━━ Data for processing ━━
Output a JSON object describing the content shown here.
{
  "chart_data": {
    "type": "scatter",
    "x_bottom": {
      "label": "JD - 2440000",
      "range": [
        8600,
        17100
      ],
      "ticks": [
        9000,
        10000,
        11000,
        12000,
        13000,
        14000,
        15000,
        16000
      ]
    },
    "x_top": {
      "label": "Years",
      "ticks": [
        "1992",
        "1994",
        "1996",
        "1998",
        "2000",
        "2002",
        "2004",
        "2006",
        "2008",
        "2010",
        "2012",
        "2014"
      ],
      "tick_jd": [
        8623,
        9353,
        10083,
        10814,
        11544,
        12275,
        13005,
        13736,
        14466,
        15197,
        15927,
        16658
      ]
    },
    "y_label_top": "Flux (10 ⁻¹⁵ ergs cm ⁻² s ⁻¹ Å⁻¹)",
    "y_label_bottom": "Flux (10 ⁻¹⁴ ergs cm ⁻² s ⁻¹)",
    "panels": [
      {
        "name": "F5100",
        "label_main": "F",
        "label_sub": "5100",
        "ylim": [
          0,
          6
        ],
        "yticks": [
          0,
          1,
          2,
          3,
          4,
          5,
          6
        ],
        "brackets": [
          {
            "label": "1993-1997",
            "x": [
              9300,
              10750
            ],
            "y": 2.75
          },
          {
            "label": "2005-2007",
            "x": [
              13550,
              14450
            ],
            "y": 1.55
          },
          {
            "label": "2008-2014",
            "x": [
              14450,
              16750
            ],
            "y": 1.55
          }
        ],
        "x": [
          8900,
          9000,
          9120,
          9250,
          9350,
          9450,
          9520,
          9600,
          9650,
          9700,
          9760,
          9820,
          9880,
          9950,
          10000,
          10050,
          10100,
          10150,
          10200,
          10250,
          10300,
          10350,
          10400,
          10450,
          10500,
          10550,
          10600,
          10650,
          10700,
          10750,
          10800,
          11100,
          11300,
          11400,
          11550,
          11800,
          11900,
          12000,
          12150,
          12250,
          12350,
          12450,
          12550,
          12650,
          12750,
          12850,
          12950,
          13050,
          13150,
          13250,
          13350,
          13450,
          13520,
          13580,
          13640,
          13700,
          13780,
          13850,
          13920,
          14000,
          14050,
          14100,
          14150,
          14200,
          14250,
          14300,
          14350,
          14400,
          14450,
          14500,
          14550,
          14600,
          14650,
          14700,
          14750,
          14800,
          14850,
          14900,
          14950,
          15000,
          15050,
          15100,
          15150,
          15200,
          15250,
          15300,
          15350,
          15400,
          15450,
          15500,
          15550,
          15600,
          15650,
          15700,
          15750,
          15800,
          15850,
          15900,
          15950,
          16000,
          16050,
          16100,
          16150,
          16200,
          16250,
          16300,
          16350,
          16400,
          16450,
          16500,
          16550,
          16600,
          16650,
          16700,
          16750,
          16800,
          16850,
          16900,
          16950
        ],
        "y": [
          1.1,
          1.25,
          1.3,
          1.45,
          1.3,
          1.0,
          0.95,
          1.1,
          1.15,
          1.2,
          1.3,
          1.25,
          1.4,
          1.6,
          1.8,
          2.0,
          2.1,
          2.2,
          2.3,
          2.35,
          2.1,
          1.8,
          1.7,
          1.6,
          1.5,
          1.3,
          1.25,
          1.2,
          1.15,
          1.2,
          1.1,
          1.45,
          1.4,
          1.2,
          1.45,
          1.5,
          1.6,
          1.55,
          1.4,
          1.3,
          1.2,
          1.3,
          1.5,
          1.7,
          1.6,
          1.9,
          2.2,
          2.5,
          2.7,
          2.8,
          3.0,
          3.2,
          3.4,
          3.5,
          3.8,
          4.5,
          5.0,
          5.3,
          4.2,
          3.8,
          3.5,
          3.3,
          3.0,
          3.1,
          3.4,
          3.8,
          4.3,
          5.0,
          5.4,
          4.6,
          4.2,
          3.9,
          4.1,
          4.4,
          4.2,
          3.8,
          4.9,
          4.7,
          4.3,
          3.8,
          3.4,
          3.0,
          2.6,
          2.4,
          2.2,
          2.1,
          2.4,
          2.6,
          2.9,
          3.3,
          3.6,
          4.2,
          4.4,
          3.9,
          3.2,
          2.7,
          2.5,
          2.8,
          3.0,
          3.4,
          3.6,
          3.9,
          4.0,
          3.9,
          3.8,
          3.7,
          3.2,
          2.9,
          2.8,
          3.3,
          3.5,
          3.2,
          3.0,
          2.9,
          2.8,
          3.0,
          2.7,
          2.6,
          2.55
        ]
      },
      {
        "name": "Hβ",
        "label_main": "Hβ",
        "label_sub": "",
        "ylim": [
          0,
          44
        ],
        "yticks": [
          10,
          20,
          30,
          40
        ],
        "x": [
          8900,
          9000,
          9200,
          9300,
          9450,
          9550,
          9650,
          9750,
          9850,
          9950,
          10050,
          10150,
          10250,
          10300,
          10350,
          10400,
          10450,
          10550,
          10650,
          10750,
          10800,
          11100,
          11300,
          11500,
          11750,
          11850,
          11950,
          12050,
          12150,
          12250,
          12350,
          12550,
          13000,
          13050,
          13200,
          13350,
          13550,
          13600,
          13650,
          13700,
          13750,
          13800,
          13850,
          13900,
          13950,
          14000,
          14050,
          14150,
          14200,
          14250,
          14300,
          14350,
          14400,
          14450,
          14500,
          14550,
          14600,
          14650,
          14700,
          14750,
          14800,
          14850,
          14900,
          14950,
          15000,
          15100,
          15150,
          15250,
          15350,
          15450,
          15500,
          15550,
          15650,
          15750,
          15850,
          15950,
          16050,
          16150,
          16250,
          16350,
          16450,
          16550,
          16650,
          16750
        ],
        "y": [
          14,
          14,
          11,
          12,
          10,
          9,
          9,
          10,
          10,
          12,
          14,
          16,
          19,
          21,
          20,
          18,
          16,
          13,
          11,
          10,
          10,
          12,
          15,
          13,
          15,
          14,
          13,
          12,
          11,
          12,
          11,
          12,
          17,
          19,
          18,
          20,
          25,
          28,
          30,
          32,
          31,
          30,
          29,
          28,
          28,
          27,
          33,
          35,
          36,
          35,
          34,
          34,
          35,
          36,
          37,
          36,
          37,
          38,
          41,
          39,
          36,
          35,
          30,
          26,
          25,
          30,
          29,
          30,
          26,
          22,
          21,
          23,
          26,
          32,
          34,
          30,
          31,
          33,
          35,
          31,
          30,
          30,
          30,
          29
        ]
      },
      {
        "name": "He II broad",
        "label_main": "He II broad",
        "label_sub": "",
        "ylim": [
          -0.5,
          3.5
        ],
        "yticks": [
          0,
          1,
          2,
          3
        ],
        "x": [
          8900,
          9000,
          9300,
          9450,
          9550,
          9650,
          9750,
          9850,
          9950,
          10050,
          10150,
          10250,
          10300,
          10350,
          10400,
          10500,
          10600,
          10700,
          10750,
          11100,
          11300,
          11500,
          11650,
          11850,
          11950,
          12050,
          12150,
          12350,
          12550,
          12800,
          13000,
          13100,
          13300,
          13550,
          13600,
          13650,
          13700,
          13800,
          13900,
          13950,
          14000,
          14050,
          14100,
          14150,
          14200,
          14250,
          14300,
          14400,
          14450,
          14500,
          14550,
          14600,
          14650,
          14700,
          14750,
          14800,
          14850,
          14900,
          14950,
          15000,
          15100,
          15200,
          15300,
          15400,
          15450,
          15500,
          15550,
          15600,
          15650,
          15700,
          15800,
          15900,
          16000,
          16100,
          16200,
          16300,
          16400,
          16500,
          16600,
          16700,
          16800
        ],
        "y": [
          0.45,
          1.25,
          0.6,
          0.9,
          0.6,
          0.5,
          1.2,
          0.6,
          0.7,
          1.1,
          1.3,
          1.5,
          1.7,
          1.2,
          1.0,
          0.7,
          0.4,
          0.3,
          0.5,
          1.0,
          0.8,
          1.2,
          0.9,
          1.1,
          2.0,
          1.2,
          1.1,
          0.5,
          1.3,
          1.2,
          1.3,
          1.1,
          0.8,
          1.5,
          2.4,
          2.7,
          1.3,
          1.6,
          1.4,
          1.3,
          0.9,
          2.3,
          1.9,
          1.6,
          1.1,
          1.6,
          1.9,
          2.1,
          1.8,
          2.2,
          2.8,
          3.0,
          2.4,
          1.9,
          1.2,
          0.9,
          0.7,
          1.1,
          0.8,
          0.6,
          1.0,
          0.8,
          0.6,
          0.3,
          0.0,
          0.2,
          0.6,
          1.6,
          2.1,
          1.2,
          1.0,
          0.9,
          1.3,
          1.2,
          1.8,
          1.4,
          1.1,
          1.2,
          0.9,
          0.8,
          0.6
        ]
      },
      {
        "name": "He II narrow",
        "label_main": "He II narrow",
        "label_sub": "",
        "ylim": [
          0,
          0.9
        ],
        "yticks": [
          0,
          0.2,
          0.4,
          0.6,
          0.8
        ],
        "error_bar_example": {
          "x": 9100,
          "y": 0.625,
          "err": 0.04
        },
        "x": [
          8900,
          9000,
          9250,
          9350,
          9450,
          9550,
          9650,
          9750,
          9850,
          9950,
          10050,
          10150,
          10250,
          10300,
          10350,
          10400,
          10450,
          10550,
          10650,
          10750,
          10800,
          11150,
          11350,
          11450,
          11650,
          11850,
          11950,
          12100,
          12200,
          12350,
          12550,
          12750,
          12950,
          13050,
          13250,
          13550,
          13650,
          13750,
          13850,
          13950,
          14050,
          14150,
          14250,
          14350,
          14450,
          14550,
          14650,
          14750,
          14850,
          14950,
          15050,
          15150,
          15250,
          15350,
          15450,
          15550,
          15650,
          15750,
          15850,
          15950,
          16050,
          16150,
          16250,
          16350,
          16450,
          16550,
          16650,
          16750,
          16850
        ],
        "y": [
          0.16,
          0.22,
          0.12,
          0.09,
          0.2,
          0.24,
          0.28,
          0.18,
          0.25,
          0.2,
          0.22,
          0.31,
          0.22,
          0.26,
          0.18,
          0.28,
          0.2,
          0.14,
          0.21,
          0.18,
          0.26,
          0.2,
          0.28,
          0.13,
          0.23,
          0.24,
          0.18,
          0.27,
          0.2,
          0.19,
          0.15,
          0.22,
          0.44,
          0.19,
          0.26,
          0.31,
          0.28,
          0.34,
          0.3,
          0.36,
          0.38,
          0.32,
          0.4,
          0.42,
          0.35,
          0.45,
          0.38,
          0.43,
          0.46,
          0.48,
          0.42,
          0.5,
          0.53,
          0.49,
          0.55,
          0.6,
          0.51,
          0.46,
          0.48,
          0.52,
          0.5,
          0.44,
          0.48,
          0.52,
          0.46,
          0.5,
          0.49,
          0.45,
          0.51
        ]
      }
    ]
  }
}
━━━
━━ Data for processing ━━
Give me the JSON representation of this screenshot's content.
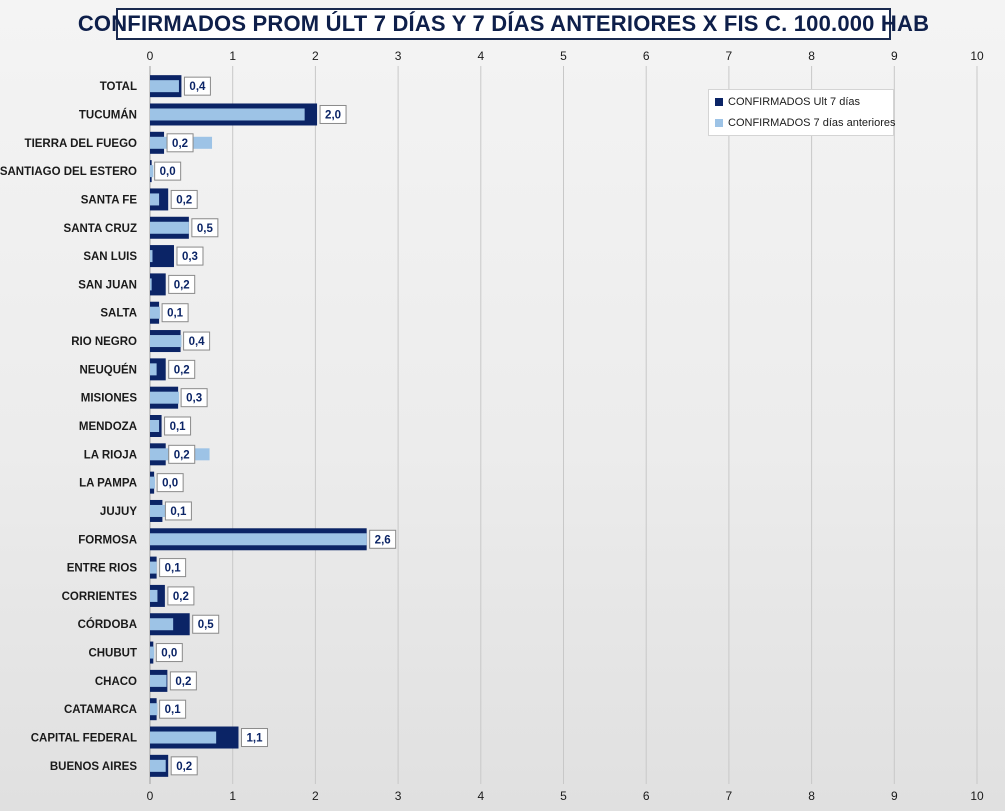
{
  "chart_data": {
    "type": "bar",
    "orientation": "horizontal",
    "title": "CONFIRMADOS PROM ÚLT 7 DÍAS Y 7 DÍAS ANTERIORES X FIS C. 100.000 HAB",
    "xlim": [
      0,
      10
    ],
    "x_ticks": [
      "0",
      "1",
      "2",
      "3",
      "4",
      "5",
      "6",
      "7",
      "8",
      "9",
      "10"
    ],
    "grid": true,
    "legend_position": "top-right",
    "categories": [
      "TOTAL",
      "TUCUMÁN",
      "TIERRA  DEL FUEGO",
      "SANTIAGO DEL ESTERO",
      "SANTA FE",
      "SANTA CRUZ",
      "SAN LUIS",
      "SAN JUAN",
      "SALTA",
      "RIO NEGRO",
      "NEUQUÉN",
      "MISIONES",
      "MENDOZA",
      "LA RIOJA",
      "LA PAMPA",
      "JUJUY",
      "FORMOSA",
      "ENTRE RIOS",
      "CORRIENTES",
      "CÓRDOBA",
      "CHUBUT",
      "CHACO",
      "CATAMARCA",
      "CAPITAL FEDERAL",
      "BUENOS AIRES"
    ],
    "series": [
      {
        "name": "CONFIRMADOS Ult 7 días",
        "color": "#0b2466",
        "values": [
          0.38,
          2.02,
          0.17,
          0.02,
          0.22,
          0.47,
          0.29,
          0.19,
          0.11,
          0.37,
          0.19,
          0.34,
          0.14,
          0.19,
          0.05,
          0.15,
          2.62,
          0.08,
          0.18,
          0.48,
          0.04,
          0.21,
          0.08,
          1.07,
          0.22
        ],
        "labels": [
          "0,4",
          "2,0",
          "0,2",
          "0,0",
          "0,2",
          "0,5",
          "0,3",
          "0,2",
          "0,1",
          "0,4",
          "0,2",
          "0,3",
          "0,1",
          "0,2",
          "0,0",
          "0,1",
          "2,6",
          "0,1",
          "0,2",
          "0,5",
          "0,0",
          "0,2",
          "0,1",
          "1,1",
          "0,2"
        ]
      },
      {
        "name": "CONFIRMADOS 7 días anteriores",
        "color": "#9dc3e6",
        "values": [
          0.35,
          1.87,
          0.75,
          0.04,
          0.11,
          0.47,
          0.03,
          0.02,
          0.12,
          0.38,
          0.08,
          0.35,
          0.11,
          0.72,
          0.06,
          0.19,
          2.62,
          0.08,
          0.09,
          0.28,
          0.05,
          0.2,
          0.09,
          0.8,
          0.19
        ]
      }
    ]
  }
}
━━━
§ **Requirement**:
Which lines include "content"? Copy each of them out.

§ **Result**:
Output a JSON object describing the content shown here.
Give me the JSON representation of this screenshot's content.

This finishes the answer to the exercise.